● YOUR OBJECTIVE
Every line holding the string "national" should be gathered.

━━━━━━━━━━━━━━━━━━━━━━━━━━━━━━

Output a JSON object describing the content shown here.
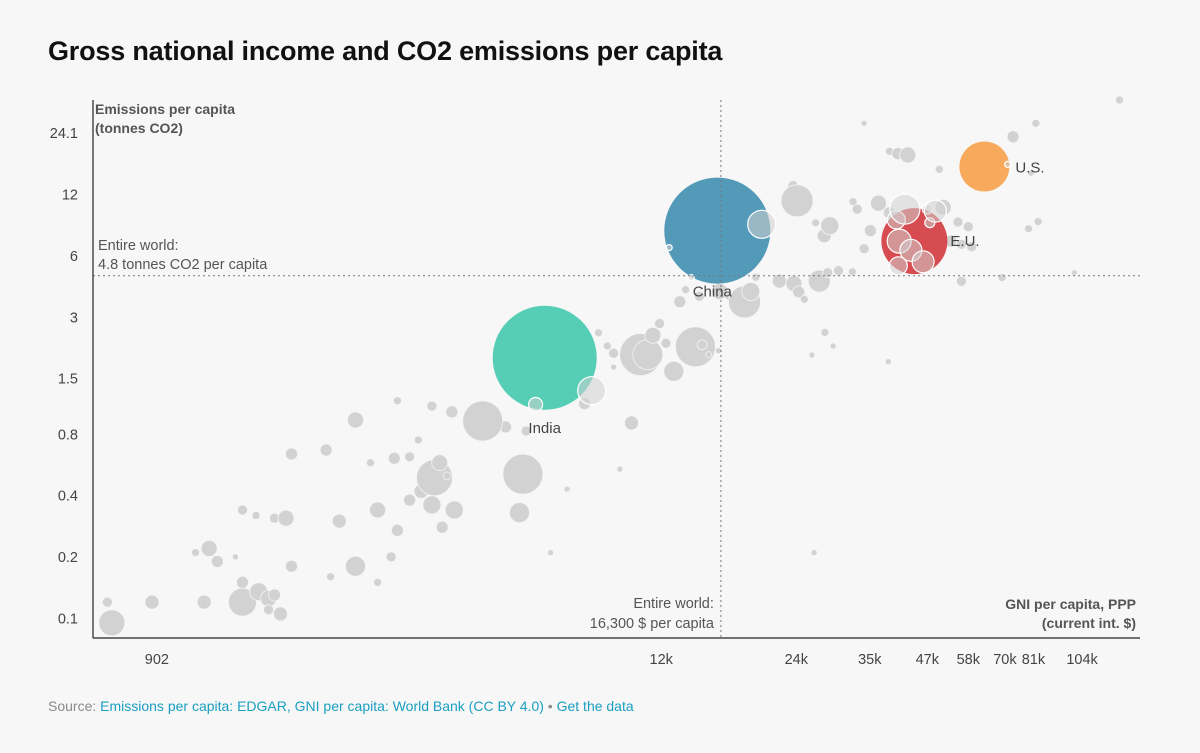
{
  "title": "Gross national income and CO2 emissions per capita",
  "source": {
    "prefix": "Source: ",
    "link_text": "Emissions per capita: EDGAR, GNI per capita: World Bank (CC BY 4.0)",
    "separator": " • ",
    "data_link": "Get the data"
  },
  "chart_data": {
    "type": "scatter",
    "title": "Gross national income and CO2 emissions per capita",
    "xlabel_line1": "GNI per capita, PPP",
    "xlabel_line2": "(current int. $)",
    "ylabel_line1": "Emissions per capita",
    "ylabel_line2": "(tonnes CO2)",
    "x_scale": "log",
    "y_scale": "log",
    "xlim": [
      650,
      140000
    ],
    "ylim": [
      0.08,
      35
    ],
    "x_ticks": [
      {
        "value": 902,
        "label": "902"
      },
      {
        "value": 12000,
        "label": "12k"
      },
      {
        "value": 24000,
        "label": "24k"
      },
      {
        "value": 35000,
        "label": "35k"
      },
      {
        "value": 47000,
        "label": "47k"
      },
      {
        "value": 58000,
        "label": "58k"
      },
      {
        "value": 70000,
        "label": "70k"
      },
      {
        "value": 81000,
        "label": "81k"
      },
      {
        "value": 104000,
        "label": "104k"
      }
    ],
    "y_ticks": [
      {
        "value": 0.1,
        "label": "0.1"
      },
      {
        "value": 0.2,
        "label": "0.2"
      },
      {
        "value": 0.4,
        "label": "0.4"
      },
      {
        "value": 0.8,
        "label": "0.8"
      },
      {
        "value": 1.5,
        "label": "1.5"
      },
      {
        "value": 3,
        "label": "3"
      },
      {
        "value": 6,
        "label": "6"
      },
      {
        "value": 12,
        "label": "12"
      },
      {
        "value": 24.1,
        "label": "24.1"
      }
    ],
    "reference_lines": {
      "world_emissions": {
        "value": 4.8,
        "label_line1": "Entire world:",
        "label_line2": "4.8 tonnes CO2 per capita"
      },
      "world_gni": {
        "value": 16300,
        "label_line1": "Entire world:",
        "label_line2": "16,300 $ per capita"
      }
    },
    "highlighted": [
      {
        "name": "China",
        "gni": 16000,
        "emissions": 8.0,
        "r": 53,
        "color": "#3f8fb0"
      },
      {
        "name": "India",
        "gni": 6600,
        "emissions": 1.9,
        "r": 52,
        "color": "#43c9ad"
      },
      {
        "name": "E.U.",
        "gni": 44000,
        "emissions": 7.1,
        "r": 33,
        "color": "#d3393e"
      },
      {
        "name": "U.S.",
        "gni": 63000,
        "emissions": 16.5,
        "r": 25,
        "color": "#f7a14a"
      }
    ],
    "countries": [
      [
        716,
        0.095,
        13
      ],
      [
        700,
        0.12,
        5
      ],
      [
        880,
        0.12,
        7
      ],
      [
        1150,
        0.12,
        7
      ],
      [
        1400,
        0.12,
        14
      ],
      [
        1520,
        0.135,
        9
      ],
      [
        1600,
        0.125,
        8
      ],
      [
        1700,
        0.105,
        7
      ],
      [
        1650,
        0.13,
        6
      ],
      [
        1600,
        0.11,
        5
      ],
      [
        1230,
        0.19,
        6
      ],
      [
        1100,
        0.21,
        4
      ],
      [
        1180,
        0.22,
        8
      ],
      [
        1350,
        0.2,
        3
      ],
      [
        1400,
        0.15,
        6
      ],
      [
        1800,
        0.18,
        6
      ],
      [
        2200,
        0.16,
        4
      ],
      [
        2500,
        0.18,
        10
      ],
      [
        2800,
        0.15,
        4
      ],
      [
        3000,
        0.2,
        5
      ],
      [
        1400,
        0.34,
        5
      ],
      [
        1500,
        0.32,
        4
      ],
      [
        1650,
        0.31,
        5
      ],
      [
        1750,
        0.31,
        8
      ],
      [
        2300,
        0.3,
        7
      ],
      [
        2800,
        0.34,
        8
      ],
      [
        3100,
        0.27,
        6
      ],
      [
        3300,
        0.38,
        6
      ],
      [
        3700,
        0.36,
        9
      ],
      [
        3900,
        0.28,
        6
      ],
      [
        1800,
        0.64,
        6
      ],
      [
        2150,
        0.67,
        6
      ],
      [
        2700,
        0.58,
        4
      ],
      [
        3050,
        0.61,
        6
      ],
      [
        3300,
        0.62,
        5
      ],
      [
        3450,
        0.75,
        4
      ],
      [
        3500,
        0.42,
        7
      ],
      [
        3650,
        0.45,
        4
      ],
      [
        3750,
        0.49,
        18
      ],
      [
        3850,
        0.58,
        8
      ],
      [
        4000,
        0.5,
        4
      ],
      [
        4150,
        0.34,
        9
      ],
      [
        5900,
        0.51,
        20
      ],
      [
        5800,
        0.33,
        10
      ],
      [
        5100,
        0.88,
        5
      ],
      [
        5400,
        0.87,
        6
      ],
      [
        6000,
        0.83,
        5
      ],
      [
        2500,
        0.94,
        8
      ],
      [
        3100,
        1.17,
        4
      ],
      [
        3700,
        1.1,
        5
      ],
      [
        4100,
        1.03,
        6
      ],
      [
        4800,
        0.93,
        20
      ],
      [
        6300,
        1.12,
        7
      ],
      [
        7400,
        0.43,
        3
      ],
      [
        6800,
        0.21,
        3
      ],
      [
        8100,
        1.13,
        6
      ],
      [
        8400,
        1.31,
        14
      ],
      [
        9400,
        1.71,
        3
      ],
      [
        8700,
        2.52,
        4
      ],
      [
        9100,
        2.17,
        4
      ],
      [
        9400,
        2.0,
        5
      ],
      [
        9700,
        0.54,
        3
      ],
      [
        10300,
        0.91,
        7
      ],
      [
        10800,
        1.97,
        21
      ],
      [
        11200,
        1.97,
        15
      ],
      [
        11500,
        2.45,
        8
      ],
      [
        12300,
        2.24,
        5
      ],
      [
        11900,
        2.8,
        5
      ],
      [
        12800,
        1.63,
        10
      ],
      [
        14300,
        2.15,
        20
      ],
      [
        14800,
        2.2,
        5
      ],
      [
        15300,
        1.97,
        3
      ],
      [
        16100,
        2.06,
        3
      ],
      [
        12500,
        6.6,
        3
      ],
      [
        13200,
        3.58,
        6
      ],
      [
        13600,
        4.1,
        4
      ],
      [
        14600,
        3.81,
        5
      ],
      [
        14000,
        4.7,
        3
      ],
      [
        16200,
        4.02,
        8
      ],
      [
        17000,
        3.81,
        4
      ],
      [
        17500,
        3.86,
        5
      ],
      [
        18400,
        3.57,
        16
      ],
      [
        19000,
        4.02,
        9
      ],
      [
        19500,
        4.72,
        4
      ],
      [
        20100,
        8.59,
        14
      ],
      [
        22000,
        4.52,
        7
      ],
      [
        23700,
        4.4,
        8
      ],
      [
        24300,
        4.0,
        6
      ],
      [
        25000,
        3.68,
        4
      ],
      [
        27000,
        4.52,
        11
      ],
      [
        28200,
        4.97,
        5
      ],
      [
        27700,
        7.54,
        7
      ],
      [
        28500,
        8.45,
        9
      ],
      [
        26500,
        8.73,
        4
      ],
      [
        29000,
        2.17,
        3
      ],
      [
        27800,
        2.53,
        4
      ],
      [
        26000,
        1.96,
        3
      ],
      [
        24000,
        12.3,
        8
      ],
      [
        23600,
        13.3,
        5
      ],
      [
        24100,
        11.2,
        16
      ],
      [
        26300,
        0.21,
        3
      ],
      [
        29800,
        5.09,
        5
      ],
      [
        32000,
        5.02,
        4
      ],
      [
        34000,
        6.52,
        5
      ],
      [
        32100,
        11.1,
        4
      ],
      [
        32800,
        10.2,
        5
      ],
      [
        35100,
        8.0,
        6
      ],
      [
        36600,
        10.9,
        8
      ],
      [
        38700,
        9.79,
        6
      ],
      [
        40100,
        9.03,
        9
      ],
      [
        41900,
        10.2,
        15
      ],
      [
        34000,
        26.9,
        3
      ],
      [
        38700,
        19.6,
        4
      ],
      [
        40400,
        19.1,
        6
      ],
      [
        42500,
        18.8,
        8
      ],
      [
        47000,
        10.2,
        5
      ],
      [
        47600,
        8.74,
        5
      ],
      [
        49000,
        9.97,
        11
      ],
      [
        51000,
        10.4,
        8
      ],
      [
        50000,
        16.0,
        4
      ],
      [
        53000,
        7.1,
        6
      ],
      [
        55000,
        8.81,
        5
      ],
      [
        58000,
        8.36,
        5
      ],
      [
        56000,
        6.84,
        5
      ],
      [
        59000,
        6.67,
        5
      ],
      [
        56000,
        4.51,
        5
      ],
      [
        69000,
        4.7,
        4
      ],
      [
        71000,
        16.9,
        3
      ],
      [
        73000,
        23.1,
        6
      ],
      [
        80000,
        15.3,
        3
      ],
      [
        82000,
        26.9,
        4
      ],
      [
        83000,
        8.84,
        4
      ],
      [
        79000,
        8.17,
        4
      ],
      [
        100000,
        4.97,
        3
      ],
      [
        126000,
        35.0,
        4
      ],
      [
        40700,
        7.1,
        12
      ],
      [
        43200,
        6.4,
        11
      ],
      [
        46000,
        5.62,
        11
      ],
      [
        38500,
        1.82,
        3
      ],
      [
        40500,
        5.37,
        9
      ]
    ]
  }
}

━━━━━━━━━━━━━━━━━━━━━━━━━━━━━━

● TASK RESPONSE
  "title": "Gross national income and CO2 emissions per capita",
    "title": "Gross national income and CO2 emissions per capita",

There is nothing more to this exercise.